PROBLEM DETAILS
Pull every line of the entries that has the word "projektit".

RECORDS FOR THIS TASK
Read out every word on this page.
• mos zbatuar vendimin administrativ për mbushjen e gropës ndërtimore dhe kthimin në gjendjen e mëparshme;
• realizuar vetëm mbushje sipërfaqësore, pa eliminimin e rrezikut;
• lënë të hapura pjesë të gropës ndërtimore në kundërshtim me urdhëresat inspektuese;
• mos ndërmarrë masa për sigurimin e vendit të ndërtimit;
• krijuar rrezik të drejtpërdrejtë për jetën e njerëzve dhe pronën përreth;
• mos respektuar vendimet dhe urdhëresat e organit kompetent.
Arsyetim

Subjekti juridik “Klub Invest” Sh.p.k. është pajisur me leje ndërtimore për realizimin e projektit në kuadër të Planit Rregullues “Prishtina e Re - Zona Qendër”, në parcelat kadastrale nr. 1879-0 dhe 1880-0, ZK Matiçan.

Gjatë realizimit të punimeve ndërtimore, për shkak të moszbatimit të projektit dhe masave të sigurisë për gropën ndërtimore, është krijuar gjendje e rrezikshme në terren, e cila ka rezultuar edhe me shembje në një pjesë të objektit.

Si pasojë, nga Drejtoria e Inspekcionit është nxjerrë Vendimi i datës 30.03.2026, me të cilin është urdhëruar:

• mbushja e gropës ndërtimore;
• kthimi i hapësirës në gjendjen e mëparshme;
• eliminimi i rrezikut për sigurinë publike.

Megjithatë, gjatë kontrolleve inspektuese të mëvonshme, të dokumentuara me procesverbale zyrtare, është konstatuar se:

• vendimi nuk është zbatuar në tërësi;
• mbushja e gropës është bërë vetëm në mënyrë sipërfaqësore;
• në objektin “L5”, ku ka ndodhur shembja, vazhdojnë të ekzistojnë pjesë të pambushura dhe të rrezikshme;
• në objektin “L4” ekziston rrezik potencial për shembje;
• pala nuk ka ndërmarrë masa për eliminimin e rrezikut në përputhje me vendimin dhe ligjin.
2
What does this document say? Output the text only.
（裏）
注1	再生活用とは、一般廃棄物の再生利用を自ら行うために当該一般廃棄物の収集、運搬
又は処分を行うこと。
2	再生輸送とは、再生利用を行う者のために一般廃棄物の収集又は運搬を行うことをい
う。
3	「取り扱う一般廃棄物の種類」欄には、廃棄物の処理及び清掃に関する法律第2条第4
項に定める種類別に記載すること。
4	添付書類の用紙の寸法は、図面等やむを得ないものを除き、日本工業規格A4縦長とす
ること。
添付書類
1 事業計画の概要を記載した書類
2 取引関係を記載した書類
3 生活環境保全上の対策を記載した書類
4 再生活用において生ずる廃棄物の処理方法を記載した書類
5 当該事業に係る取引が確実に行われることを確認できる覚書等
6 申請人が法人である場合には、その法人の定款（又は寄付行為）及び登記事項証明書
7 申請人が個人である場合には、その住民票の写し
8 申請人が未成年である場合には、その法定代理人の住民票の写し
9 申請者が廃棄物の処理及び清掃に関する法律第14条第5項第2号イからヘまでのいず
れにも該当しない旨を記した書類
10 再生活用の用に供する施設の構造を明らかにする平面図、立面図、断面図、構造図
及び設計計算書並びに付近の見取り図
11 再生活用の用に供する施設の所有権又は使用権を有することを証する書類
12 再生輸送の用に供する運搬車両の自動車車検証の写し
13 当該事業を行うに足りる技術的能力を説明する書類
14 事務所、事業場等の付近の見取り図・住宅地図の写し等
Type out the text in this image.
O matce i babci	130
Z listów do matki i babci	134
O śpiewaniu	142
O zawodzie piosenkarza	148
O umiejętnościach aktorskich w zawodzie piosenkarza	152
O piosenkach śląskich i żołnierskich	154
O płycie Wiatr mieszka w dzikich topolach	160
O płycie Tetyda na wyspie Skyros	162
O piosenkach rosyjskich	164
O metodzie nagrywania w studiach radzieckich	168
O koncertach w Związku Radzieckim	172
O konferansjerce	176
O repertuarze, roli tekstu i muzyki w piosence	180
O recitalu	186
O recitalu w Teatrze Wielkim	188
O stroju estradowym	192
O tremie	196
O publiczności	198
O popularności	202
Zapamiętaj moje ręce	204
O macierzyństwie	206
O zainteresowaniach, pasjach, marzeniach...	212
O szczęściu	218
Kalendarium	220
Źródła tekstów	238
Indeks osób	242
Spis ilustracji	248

FULL RESPONSE
Subjekti juridik “Klub Invest” Sh.p.k. është pajisur me leje ndërtimore për realizimin e projektit në kuadër të Planit Rregullues “Prishtina e Re - Zona Qendër”, në parcelat kadastrale nr. 1879-0 dhe 1880-0, ZK Matiçan.
Gjatë realizimit të punimeve ndërtimore, për shkak të moszbatimit të projektit dhe masave të sigurisë për gropën ndërtimore, është krijuar gjendje e rrezikshme në terren, e cila ka rezultuar edhe me shembje në një pjesë të objektit.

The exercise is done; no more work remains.